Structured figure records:
☆ ☆ ☆ ☆

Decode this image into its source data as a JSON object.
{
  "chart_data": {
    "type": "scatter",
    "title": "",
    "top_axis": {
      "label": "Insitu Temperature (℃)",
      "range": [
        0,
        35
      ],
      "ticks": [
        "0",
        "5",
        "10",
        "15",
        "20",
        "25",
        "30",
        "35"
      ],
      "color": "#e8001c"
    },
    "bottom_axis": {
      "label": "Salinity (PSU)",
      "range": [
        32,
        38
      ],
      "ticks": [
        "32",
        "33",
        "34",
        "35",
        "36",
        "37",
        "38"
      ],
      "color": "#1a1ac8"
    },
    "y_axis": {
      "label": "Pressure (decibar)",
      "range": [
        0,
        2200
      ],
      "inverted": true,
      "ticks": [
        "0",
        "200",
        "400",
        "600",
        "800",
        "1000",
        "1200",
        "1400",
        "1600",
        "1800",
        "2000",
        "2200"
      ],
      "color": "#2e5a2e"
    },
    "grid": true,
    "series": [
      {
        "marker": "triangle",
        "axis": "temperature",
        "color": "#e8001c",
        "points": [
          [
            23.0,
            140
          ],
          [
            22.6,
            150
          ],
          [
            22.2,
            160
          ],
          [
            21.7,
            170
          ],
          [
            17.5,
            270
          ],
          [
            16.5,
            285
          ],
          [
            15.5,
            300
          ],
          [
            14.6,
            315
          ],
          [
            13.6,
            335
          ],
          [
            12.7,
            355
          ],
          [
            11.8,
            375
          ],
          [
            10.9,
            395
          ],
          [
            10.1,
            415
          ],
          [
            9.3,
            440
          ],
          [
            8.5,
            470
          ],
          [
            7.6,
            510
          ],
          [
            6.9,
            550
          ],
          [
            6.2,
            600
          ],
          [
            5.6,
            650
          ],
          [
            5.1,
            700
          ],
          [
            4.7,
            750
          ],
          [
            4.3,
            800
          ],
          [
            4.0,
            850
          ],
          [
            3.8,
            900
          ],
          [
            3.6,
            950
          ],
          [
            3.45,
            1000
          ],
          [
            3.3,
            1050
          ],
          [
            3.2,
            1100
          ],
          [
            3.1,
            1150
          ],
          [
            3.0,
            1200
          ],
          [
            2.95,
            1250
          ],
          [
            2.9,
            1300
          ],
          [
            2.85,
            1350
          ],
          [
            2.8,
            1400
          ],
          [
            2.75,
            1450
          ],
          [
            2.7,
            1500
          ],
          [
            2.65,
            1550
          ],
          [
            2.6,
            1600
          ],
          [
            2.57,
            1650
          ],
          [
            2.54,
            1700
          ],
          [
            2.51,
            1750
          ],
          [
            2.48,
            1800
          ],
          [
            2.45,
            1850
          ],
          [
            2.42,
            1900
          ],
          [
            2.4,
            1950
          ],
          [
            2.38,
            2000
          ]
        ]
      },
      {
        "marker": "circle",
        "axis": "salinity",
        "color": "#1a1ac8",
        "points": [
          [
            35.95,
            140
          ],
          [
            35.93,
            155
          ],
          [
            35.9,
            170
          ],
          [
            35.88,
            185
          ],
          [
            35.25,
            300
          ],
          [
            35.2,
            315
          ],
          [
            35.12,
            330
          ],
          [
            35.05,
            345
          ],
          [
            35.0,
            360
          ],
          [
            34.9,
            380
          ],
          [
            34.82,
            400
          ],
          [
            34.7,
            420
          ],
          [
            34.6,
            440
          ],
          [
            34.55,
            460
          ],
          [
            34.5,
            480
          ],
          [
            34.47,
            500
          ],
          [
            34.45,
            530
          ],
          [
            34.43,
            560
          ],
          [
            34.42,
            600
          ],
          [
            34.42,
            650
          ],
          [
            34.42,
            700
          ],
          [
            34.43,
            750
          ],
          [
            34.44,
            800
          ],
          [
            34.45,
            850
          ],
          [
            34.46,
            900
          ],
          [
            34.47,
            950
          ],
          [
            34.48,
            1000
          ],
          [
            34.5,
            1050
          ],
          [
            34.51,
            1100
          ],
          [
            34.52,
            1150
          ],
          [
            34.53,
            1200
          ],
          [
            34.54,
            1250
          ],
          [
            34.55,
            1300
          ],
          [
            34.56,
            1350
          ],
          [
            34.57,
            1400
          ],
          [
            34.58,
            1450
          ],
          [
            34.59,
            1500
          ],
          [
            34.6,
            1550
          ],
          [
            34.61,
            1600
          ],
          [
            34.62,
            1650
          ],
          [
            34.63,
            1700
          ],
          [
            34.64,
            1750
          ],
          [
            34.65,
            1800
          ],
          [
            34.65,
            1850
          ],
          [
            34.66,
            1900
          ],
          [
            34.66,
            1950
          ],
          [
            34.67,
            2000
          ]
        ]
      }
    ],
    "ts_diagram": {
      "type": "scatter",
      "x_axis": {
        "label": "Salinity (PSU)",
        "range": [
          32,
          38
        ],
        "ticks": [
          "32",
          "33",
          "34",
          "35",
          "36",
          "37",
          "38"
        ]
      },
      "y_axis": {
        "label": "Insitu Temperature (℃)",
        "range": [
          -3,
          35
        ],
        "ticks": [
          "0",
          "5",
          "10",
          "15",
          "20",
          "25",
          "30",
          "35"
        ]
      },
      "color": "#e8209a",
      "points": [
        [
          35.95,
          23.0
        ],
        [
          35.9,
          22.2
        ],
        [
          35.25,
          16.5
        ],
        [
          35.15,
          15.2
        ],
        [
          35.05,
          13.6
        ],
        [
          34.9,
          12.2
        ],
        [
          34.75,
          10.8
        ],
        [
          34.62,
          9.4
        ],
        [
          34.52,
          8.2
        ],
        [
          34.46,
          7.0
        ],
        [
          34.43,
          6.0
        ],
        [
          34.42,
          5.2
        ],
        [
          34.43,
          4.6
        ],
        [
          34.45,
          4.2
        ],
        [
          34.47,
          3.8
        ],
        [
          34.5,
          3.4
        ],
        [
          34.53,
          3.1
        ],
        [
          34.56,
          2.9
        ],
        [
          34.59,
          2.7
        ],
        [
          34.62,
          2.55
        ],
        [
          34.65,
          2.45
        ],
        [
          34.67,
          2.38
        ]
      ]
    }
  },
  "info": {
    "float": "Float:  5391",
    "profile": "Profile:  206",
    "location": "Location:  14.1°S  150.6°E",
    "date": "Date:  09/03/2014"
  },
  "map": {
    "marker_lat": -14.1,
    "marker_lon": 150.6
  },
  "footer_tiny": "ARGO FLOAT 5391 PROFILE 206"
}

☆ ☆ ☆ ☆

### Instruction
Print every entry exactly as written.

### Worked solution
Decode this image into its source data as a JSON object.
{
  "chart_data": {
    "type": "scatter",
    "title": "",
    "top_axis": {
      "label": "Insitu Temperature (℃)",
      "range": [
        0,
        35
      ],
      "ticks": [
        "0",
        "5",
        "10",
        "15",
        "20",
        "25",
        "30",
        "35"
      ],
      "color": "#e8001c"
    },
    "bottom_axis": {
      "label": "Salinity (PSU)",
      "range": [
        32,
        38
      ],
      "ticks": [
        "32",
        "33",
        "34",
        "35",
        "36",
        "37",
        "38"
      ],
      "color": "#1a1ac8"
    },
    "y_axis": {
      "label": "Pressure (decibar)",
      "range": [
        0,
        2200
      ],
      "inverted": true,
      "ticks": [
        "0",
        "200",
        "400",
        "600",
        "800",
        "1000",
        "1200",
        "1400",
        "1600",
        "1800",
        "2000",
        "2200"
      ],
      "color": "#2e5a2e"
    },
    "grid": true,
    "series": [
      {
        "marker": "triangle",
        "axis": "temperature",
        "color": "#e8001c",
        "points": [
          [
            23.0,
            140
          ],
          [
            22.6,
            150
          ],
          [
            22.2,
            160
          ],
          [
            21.7,
            170
          ],
          [
            17.5,
            270
          ],
          [
            16.5,
            285
          ],
          [
            15.5,
            300
          ],
          [
            14.6,
            315
          ],
          [
            13.6,
            335
          ],
          [
            12.7,
            355
          ],
          [
            11.8,
            375
          ],
          [
            10.9,
            395
          ],
          [
            10.1,
            415
          ],
          [
            9.3,
            440
          ],
          [
            8.5,
            470
          ],
          [
            7.6,
            510
          ],
          [
            6.9,
            550
          ],
          [
            6.2,
            600
          ],
          [
            5.6,
            650
          ],
          [
            5.1,
            700
          ],
          [
            4.7,
            750
          ],
          [
            4.3,
            800
          ],
          [
            4.0,
            850
          ],
          [
            3.8,
            900
          ],
          [
            3.6,
            950
          ],
          [
            3.45,
            1000
          ],
          [
            3.3,
            1050
          ],
          [
            3.2,
            1100
          ],
          [
            3.1,
            1150
          ],
          [
            3.0,
            1200
          ],
          [
            2.95,
            1250
          ],
          [
            2.9,
            1300
          ],
          [
            2.85,
            1350
          ],
          [
            2.8,
            1400
          ],
          [
            2.75,
            1450
          ],
          [
            2.7,
            1500
          ],
          [
            2.65,
            1550
          ],
          [
            2.6,
            1600
          ],
          [
            2.57,
            1650
          ],
          [
            2.54,
            1700
          ],
          [
            2.51,
            1750
          ],
          [
            2.48,
            1800
          ],
          [
            2.45,
            1850
          ],
          [
            2.42,
            1900
          ],
          [
            2.4,
            1950
          ],
          [
            2.38,
            2000
          ]
        ]
      },
      {
        "marker": "circle",
        "axis": "salinity",
        "color": "#1a1ac8",
        "points": [
          [
            35.95,
            140
          ],
          [
            35.93,
            155
          ],
          [
            35.9,
            170
          ],
          [
            35.88,
            185
          ],
          [
            35.25,
            300
          ],
          [
            35.2,
            315
          ],
          [
            35.12,
            330
          ],
          [
            35.05,
            345
          ],
          [
            35.0,
            360
          ],
          [
            34.9,
            380
          ],
          [
            34.82,
            400
          ],
          [
            34.7,
            420
          ],
          [
            34.6,
            440
          ],
          [
            34.55,
            460
          ],
          [
            34.5,
            480
          ],
          [
            34.47,
            500
          ],
          [
            34.45,
            530
          ],
          [
            34.43,
            560
          ],
          [
            34.42,
            600
          ],
          [
            34.42,
            650
          ],
          [
            34.42,
            700
          ],
          [
            34.43,
            750
          ],
          [
            34.44,
            800
          ],
          [
            34.45,
            850
          ],
          [
            34.46,
            900
          ],
          [
            34.47,
            950
          ],
          [
            34.48,
            1000
          ],
          [
            34.5,
            1050
          ],
          [
            34.51,
            1100
          ],
          [
            34.52,
            1150
          ],
          [
            34.53,
            1200
          ],
          [
            34.54,
            1250
          ],
          [
            34.55,
            1300
          ],
          [
            34.56,
            1350
          ],
          [
            34.57,
            1400
          ],
          [
            34.58,
            1450
          ],
          [
            34.59,
            1500
          ],
          [
            34.6,
            1550
          ],
          [
            34.61,
            1600
          ],
          [
            34.62,
            1650
          ],
          [
            34.63,
            1700
          ],
          [
            34.64,
            1750
          ],
          [
            34.65,
            1800
          ],
          [
            34.65,
            1850
          ],
          [
            34.66,
            1900
          ],
          [
            34.66,
            1950
          ],
          [
            34.67,
            2000
          ]
        ]
      }
    ],
    "ts_diagram": {
      "type": "scatter",
      "x_axis": {
        "label": "Salinity (PSU)",
        "range": [
          32,
          38
        ],
        "ticks": [
          "32",
          "33",
          "34",
          "35",
          "36",
          "37",
          "38"
        ]
      },
      "y_axis": {
        "label": "Insitu Temperature (℃)",
        "range": [
          -3,
          35
        ],
        "ticks": [
          "0",
          "5",
          "10",
          "15",
          "20",
          "25",
          "30",
          "35"
        ]
      },
      "color": "#e8209a",
      "points": [
        [
          35.95,
          23.0
        ],
        [
          35.9,
          22.2
        ],
        [
          35.25,
          16.5
        ],
        [
          35.15,
          15.2
        ],
        [
          35.05,
          13.6
        ],
        [
          34.9,
          12.2
        ],
        [
          34.75,
          10.8
        ],
        [
          34.62,
          9.4
        ],
        [
          34.52,
          8.2
        ],
        [
          34.46,
          7.0
        ],
        [
          34.43,
          6.0
        ],
        [
          34.42,
          5.2
        ],
        [
          34.43,
          4.6
        ],
        [
          34.45,
          4.2
        ],
        [
          34.47,
          3.8
        ],
        [
          34.5,
          3.4
        ],
        [
          34.53,
          3.1
        ],
        [
          34.56,
          2.9
        ],
        [
          34.59,
          2.7
        ],
        [
          34.62,
          2.55
        ],
        [
          34.65,
          2.45
        ],
        [
          34.67,
          2.38
        ]
      ]
    }
  },
  "info": {
    "float": "Float:  5391",
    "profile": "Profile:  206",
    "location": "Location:  14.1°S  150.6°E",
    "date": "Date:  09/03/2014"
  },
  "map": {
    "marker_lat": -14.1,
    "marker_lon": 150.6
  },
  "footer_tiny": "ARGO FLOAT 5391 PROFILE 206"
}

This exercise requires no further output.